> TASK DETAILS: Each line containing the word "title" should be found and copied.

Entries from a dataset
'''
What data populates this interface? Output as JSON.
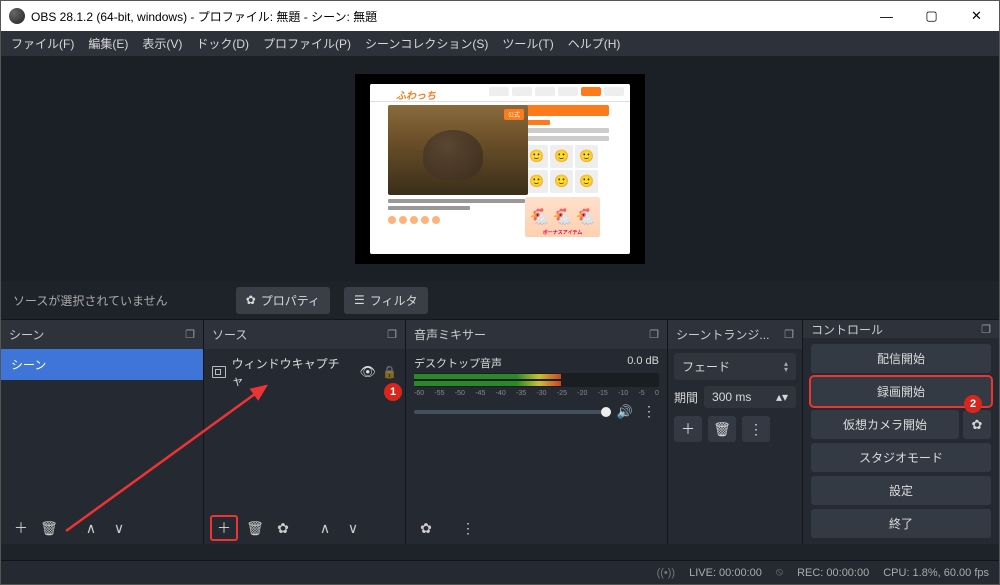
{
  "window": {
    "title": "OBS 28.1.2 (64-bit, windows) - プロファイル: 無題 - シーン: 無題"
  },
  "menu": {
    "file": "ファイル(F)",
    "edit": "編集(E)",
    "view": "表示(V)",
    "dock": "ドック(D)",
    "profile": "プロファイル(P)",
    "sceneCollection": "シーンコレクション(S)",
    "tools": "ツール(T)",
    "help": "ヘルプ(H)"
  },
  "preview": {
    "site_logo": "ふわっち",
    "image_tag": "公式"
  },
  "srcToolbar": {
    "noSource": "ソースが選択されていません",
    "properties": "プロパティ",
    "filters": "フィルタ"
  },
  "panels": {
    "scenes": {
      "title": "シーン",
      "item": "シーン"
    },
    "sources": {
      "title": "ソース",
      "item": "ウィンドウキャプチャ"
    },
    "mixer": {
      "title": "音声ミキサー",
      "track": "デスクトップ音声",
      "db": "0.0 dB",
      "ticks": [
        "-60",
        "-55",
        "-50",
        "-45",
        "-40",
        "-35",
        "-30",
        "-25",
        "-20",
        "-15",
        "-10",
        "-5",
        "0"
      ]
    },
    "transitions": {
      "title": "シーントランジ...",
      "type": "フェード",
      "durationLabel": "期間",
      "durationValue": "300 ms"
    },
    "controls": {
      "title": "コントロール",
      "startStream": "配信開始",
      "startRecord": "録画開始",
      "startVcam": "仮想カメラ開始",
      "studio": "スタジオモード",
      "settings": "設定",
      "exit": "終了"
    }
  },
  "annotations": {
    "one": "1",
    "two": "2"
  },
  "status": {
    "live": "LIVE: 00:00:00",
    "rec": "REC: 00:00:00",
    "cpu": "CPU: 1.8%, 60.00 fps"
  }
}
'''
> TASK RESPONSE:
    "title": "OBS 28.1.2 (64-bit, windows) - プロファイル: 無題 - シーン: 無題"
      "title": "シーン",
      "title": "ソース",
      "title": "音声ミキサー",
      "title": "シーントランジ...",
      "title": "コントロール",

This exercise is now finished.